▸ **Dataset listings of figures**
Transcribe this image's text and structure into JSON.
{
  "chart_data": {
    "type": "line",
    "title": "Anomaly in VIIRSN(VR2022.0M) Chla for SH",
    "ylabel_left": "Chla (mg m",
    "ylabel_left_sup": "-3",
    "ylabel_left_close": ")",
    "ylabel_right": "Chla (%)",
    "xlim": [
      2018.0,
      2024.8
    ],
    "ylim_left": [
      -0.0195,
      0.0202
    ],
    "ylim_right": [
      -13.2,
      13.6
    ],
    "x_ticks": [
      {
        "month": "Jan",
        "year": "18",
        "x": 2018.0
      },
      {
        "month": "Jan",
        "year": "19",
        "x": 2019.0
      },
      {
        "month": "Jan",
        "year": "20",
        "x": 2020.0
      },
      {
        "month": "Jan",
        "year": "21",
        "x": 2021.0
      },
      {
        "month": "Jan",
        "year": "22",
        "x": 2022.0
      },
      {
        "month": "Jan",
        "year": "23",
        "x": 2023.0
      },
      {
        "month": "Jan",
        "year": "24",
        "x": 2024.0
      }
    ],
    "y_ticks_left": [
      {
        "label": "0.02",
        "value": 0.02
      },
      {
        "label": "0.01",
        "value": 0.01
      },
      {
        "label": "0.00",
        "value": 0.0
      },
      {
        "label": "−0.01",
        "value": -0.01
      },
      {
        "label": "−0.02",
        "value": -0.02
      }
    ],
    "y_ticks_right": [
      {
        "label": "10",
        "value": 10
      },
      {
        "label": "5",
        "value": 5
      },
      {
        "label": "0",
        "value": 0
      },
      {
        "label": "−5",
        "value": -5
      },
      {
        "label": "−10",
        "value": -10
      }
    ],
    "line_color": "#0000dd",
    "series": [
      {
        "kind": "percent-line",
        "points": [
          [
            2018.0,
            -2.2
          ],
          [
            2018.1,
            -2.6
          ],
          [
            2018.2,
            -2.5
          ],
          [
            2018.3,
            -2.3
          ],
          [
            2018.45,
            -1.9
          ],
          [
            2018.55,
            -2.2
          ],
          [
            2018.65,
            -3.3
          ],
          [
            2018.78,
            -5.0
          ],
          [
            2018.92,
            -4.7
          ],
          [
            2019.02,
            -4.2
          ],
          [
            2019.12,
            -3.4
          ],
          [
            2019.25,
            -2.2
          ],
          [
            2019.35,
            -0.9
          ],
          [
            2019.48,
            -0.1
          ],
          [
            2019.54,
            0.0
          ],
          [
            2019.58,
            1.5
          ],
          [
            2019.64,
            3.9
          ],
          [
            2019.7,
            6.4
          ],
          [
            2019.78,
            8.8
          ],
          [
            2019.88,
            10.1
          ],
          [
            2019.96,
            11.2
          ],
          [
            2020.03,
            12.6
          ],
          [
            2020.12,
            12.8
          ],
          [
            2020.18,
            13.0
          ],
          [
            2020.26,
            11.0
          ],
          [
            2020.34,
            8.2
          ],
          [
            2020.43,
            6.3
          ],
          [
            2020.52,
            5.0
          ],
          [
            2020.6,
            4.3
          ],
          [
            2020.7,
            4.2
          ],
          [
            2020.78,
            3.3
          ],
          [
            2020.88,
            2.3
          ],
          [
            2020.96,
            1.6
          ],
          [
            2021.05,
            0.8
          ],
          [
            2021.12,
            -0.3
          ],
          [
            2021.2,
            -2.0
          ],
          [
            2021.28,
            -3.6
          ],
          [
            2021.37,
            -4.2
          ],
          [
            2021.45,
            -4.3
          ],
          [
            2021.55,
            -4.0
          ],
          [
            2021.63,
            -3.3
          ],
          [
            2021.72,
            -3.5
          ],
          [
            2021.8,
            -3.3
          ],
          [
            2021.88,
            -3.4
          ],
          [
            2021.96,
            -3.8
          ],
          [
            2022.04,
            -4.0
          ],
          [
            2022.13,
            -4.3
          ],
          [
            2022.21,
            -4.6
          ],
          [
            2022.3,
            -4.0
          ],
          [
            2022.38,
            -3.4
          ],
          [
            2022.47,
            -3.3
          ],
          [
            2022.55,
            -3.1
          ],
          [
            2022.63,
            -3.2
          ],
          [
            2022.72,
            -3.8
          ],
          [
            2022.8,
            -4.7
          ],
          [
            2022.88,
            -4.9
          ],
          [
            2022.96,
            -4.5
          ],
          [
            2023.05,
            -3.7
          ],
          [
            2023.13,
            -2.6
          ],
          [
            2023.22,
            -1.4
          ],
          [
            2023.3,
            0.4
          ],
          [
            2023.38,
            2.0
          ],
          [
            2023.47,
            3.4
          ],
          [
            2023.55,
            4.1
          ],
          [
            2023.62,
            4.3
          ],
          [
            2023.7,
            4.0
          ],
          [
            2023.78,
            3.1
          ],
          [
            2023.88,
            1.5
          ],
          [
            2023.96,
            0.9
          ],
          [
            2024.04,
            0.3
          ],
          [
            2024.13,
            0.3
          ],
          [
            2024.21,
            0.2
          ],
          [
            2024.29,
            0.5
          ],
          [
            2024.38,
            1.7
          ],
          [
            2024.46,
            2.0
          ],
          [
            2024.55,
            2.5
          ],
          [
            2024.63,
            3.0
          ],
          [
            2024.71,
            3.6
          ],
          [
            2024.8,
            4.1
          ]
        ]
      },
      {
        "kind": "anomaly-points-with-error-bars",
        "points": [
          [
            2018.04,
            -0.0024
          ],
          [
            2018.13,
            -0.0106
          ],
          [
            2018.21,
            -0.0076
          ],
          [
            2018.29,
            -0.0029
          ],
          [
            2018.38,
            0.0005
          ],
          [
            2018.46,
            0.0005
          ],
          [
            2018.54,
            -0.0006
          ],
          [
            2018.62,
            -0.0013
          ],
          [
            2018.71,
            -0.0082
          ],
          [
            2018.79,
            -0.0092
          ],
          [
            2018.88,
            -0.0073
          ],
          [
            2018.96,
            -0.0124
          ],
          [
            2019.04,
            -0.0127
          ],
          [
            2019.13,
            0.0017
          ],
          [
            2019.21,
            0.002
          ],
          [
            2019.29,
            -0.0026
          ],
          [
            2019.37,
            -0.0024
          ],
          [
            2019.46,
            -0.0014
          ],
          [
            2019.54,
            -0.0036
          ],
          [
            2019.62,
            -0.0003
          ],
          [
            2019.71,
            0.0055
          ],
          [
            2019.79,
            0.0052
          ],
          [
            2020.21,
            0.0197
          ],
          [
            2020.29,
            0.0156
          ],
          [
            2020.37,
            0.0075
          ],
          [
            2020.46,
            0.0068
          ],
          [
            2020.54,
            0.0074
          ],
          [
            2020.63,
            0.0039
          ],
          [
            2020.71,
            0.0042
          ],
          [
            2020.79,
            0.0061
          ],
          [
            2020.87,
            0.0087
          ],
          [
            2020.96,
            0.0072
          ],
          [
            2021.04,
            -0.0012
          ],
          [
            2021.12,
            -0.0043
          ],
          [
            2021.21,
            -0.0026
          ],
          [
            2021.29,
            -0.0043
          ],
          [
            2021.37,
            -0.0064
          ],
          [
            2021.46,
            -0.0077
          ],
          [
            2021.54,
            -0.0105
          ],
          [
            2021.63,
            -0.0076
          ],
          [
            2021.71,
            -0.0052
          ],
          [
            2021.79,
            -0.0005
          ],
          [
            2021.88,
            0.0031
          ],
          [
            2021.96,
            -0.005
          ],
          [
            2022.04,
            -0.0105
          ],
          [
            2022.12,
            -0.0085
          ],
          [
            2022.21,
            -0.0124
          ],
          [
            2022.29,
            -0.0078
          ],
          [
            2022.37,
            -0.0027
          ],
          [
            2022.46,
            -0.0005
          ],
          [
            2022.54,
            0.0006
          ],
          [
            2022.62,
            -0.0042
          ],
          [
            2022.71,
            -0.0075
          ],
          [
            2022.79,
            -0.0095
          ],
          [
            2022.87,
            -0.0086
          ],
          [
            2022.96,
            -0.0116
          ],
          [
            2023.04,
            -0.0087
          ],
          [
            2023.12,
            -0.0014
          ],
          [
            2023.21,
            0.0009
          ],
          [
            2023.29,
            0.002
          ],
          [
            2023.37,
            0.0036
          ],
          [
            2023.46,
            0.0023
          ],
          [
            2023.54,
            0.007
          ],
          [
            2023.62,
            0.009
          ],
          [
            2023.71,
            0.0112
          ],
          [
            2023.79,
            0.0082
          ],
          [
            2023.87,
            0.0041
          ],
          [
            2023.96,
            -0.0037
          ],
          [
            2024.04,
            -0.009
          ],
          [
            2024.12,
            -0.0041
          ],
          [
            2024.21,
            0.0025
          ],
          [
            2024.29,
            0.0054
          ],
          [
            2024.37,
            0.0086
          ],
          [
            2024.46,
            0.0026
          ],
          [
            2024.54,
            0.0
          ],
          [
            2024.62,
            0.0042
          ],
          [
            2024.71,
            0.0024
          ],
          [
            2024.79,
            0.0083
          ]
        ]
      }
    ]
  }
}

▸ **What is being asked**
All lines in the data that contain the word "year" should be copied.

▸ **The completed task**
        "year": "18",
        "year": "19",
        "year": "20",
        "year": "21",
        "year": "22",
        "year": "23",
        "year": "24",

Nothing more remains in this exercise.